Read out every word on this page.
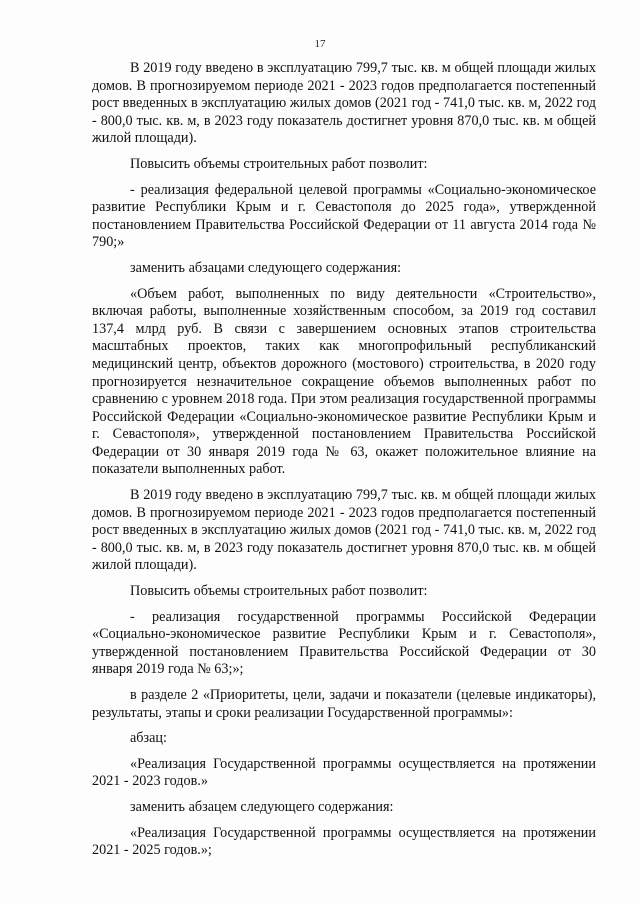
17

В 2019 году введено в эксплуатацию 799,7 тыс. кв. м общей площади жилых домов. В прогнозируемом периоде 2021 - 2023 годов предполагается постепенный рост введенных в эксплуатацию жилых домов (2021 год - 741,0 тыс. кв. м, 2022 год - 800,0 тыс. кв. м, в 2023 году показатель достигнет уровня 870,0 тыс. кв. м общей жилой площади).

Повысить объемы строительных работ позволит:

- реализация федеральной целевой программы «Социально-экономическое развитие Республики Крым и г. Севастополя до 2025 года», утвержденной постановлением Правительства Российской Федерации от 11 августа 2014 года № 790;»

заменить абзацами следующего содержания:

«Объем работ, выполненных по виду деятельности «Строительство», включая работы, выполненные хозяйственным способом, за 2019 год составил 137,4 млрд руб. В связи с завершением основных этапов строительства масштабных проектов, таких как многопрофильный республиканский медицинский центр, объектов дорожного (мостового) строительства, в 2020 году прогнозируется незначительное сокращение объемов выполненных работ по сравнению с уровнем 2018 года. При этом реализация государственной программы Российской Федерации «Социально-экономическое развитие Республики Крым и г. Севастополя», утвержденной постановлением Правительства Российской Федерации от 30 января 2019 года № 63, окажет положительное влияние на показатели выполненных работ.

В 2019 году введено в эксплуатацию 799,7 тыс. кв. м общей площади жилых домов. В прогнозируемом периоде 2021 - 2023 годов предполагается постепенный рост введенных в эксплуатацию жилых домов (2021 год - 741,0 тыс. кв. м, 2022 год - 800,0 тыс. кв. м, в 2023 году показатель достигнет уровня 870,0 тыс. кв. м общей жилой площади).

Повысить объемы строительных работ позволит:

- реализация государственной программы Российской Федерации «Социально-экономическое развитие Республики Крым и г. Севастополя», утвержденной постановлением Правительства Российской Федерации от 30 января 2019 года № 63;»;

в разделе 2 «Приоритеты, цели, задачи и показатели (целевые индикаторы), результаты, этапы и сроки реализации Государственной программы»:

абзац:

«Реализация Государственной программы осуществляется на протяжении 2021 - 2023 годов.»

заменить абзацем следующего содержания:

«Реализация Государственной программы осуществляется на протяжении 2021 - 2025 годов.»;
▬▬▬▬▬▬▬▬▬▬
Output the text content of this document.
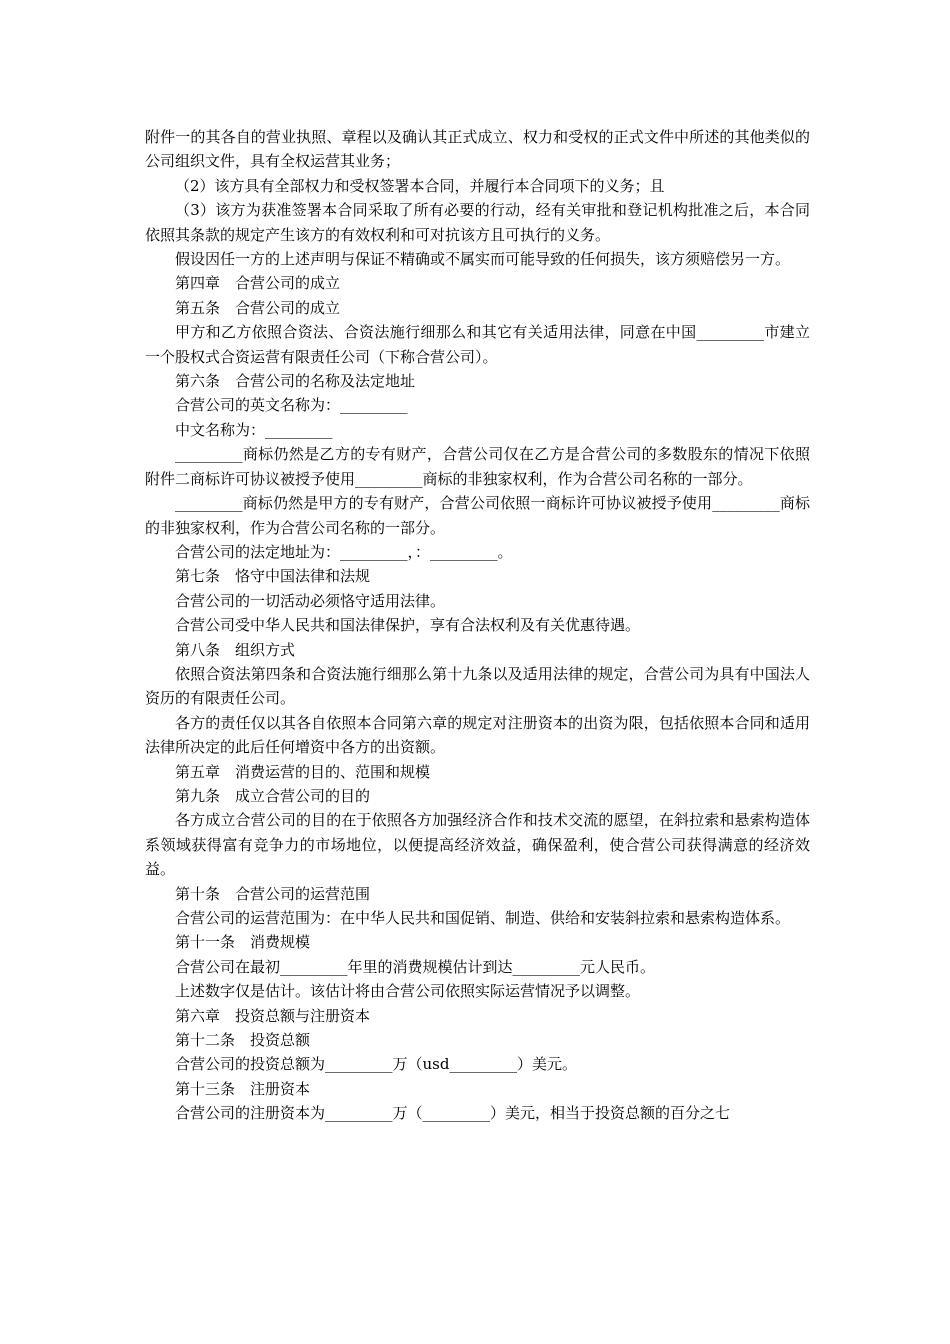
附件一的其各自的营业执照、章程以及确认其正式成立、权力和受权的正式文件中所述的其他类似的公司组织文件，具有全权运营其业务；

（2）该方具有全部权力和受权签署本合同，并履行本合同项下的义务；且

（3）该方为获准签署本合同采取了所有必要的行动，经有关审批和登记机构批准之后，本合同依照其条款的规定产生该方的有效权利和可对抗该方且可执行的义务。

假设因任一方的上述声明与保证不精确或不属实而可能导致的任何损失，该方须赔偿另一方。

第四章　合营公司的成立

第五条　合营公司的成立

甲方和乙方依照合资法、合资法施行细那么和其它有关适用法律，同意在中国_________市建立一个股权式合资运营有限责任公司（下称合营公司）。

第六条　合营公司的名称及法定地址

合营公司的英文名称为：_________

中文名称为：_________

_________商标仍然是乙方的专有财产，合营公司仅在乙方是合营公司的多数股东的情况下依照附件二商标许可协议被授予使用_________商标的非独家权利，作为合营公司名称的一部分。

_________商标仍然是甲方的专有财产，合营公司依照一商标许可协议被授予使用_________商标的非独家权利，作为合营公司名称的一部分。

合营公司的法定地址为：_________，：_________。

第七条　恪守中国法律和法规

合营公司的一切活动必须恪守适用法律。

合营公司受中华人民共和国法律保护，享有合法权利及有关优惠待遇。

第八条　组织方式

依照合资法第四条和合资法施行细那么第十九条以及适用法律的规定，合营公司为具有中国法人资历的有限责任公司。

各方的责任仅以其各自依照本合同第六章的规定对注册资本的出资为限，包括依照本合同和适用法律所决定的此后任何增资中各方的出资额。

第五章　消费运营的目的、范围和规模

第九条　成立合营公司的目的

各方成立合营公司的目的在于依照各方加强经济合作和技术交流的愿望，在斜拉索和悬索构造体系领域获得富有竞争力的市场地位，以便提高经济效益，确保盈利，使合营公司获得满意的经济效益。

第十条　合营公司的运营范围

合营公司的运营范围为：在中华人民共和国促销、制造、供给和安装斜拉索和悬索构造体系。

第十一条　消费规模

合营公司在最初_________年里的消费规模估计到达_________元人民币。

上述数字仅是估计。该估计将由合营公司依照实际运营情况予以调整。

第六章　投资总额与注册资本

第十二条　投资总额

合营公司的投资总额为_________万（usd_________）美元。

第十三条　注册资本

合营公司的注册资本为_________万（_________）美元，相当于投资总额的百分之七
▬▬▬▬▬▬▬▬▬▬
--- Work instructions ---
For the listing above, identify each line bearing "содержания".

--- Output below ---
заменить абзацами следующего содержания:
заменить абзацем следующего содержания:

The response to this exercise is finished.